● **PROBLEM STATEMENT**: Exclude all pictures, then copy each of the records exactly as written.

● **TASK MATERIAL**:

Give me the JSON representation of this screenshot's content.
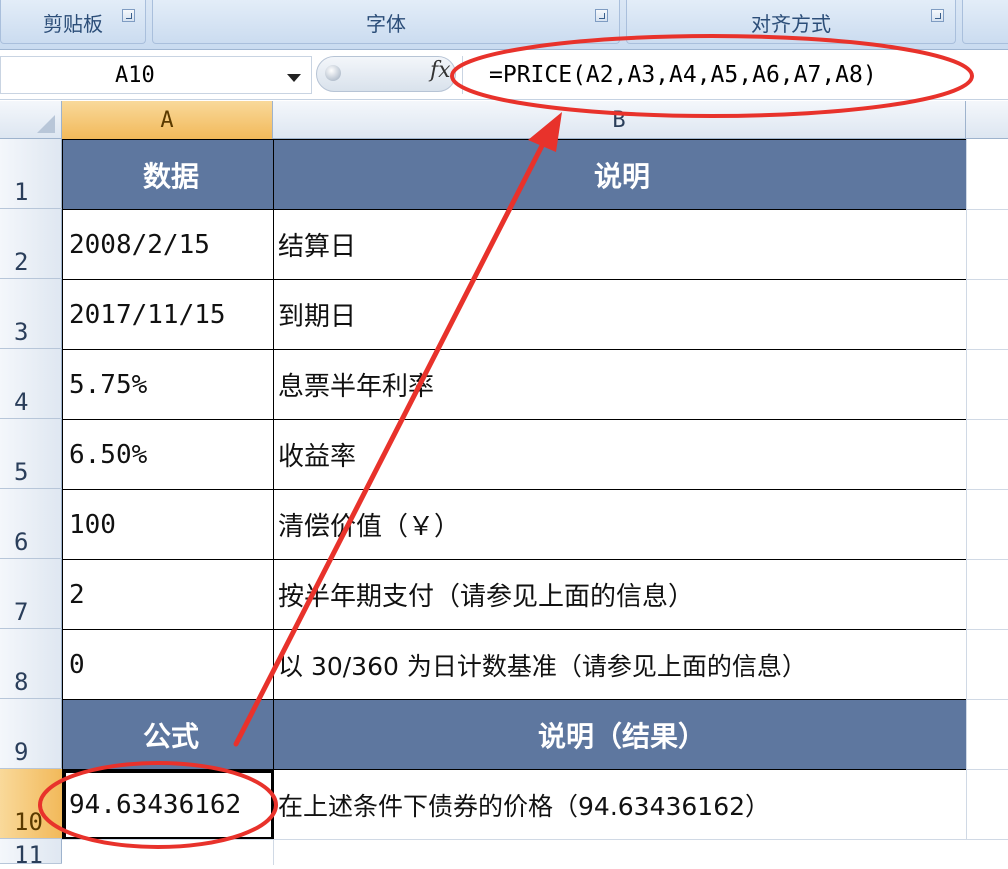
{
  "ribbon": {
    "groups": [
      {
        "label": "剪贴板"
      },
      {
        "label": "字体"
      },
      {
        "label": "对齐方式"
      }
    ]
  },
  "formula_bar": {
    "name_box": "A10",
    "fx": "fx",
    "formula": "=PRICE(A2,A3,A4,A5,A6,A7,A8)"
  },
  "grid": {
    "columns": [
      "A",
      "B"
    ],
    "rows": [
      "1",
      "2",
      "3",
      "4",
      "5",
      "6",
      "7",
      "8",
      "9",
      "10",
      "11"
    ],
    "active_cell": "A10",
    "cells": [
      {
        "a": "数据",
        "b": "说明"
      },
      {
        "a": "2008/2/15",
        "b": "结算日"
      },
      {
        "a": "2017/11/15",
        "b": "到期日"
      },
      {
        "a": "5.75%",
        "b": "息票半年利率"
      },
      {
        "a": "6.50%",
        "b": "收益率"
      },
      {
        "a": "100",
        "b": "清偿价值（￥）"
      },
      {
        "a": "2",
        "b": "按半年期支付（请参见上面的信息）"
      },
      {
        "a": "0",
        "b": "以 30/360 为日计数基准（请参见上面的信息）"
      },
      {
        "a": "公式",
        "b": "说明（结果）"
      },
      {
        "a": "94.63436162",
        "b": "在上述条件下债券的价格（94.63436162）"
      }
    ]
  },
  "colors": {
    "header_fill": "#5e779f",
    "annotation_red": "#e8322b",
    "active_header": "#f2b95a"
  }
}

● **EXPECTED OUTPUT**:
Give me the JSON representation of this screenshot's content.
{
  "ribbon": {
    "groups": [
      {
        "label": "剪贴板"
      },
      {
        "label": "字体"
      },
      {
        "label": "对齐方式"
      }
    ]
  },
  "formula_bar": {
    "name_box": "A10",
    "fx": "fx",
    "formula": "=PRICE(A2,A3,A4,A5,A6,A7,A8)"
  },
  "grid": {
    "columns": [
      "A",
      "B"
    ],
    "rows": [
      "1",
      "2",
      "3",
      "4",
      "5",
      "6",
      "7",
      "8",
      "9",
      "10",
      "11"
    ],
    "active_cell": "A10",
    "cells": [
      {
        "a": "数据",
        "b": "说明"
      },
      {
        "a": "2008/2/15",
        "b": "结算日"
      },
      {
        "a": "2017/11/15",
        "b": "到期日"
      },
      {
        "a": "5.75%",
        "b": "息票半年利率"
      },
      {
        "a": "6.50%",
        "b": "收益率"
      },
      {
        "a": "100",
        "b": "清偿价值（￥）"
      },
      {
        "a": "2",
        "b": "按半年期支付（请参见上面的信息）"
      },
      {
        "a": "0",
        "b": "以 30/360 为日计数基准（请参见上面的信息）"
      },
      {
        "a": "公式",
        "b": "说明（结果）"
      },
      {
        "a": "94.63436162",
        "b": "在上述条件下债券的价格（94.63436162）"
      }
    ]
  },
  "colors": {
    "header_fill": "#5e779f",
    "annotation_red": "#e8322b",
    "active_header": "#f2b95a"
  }
}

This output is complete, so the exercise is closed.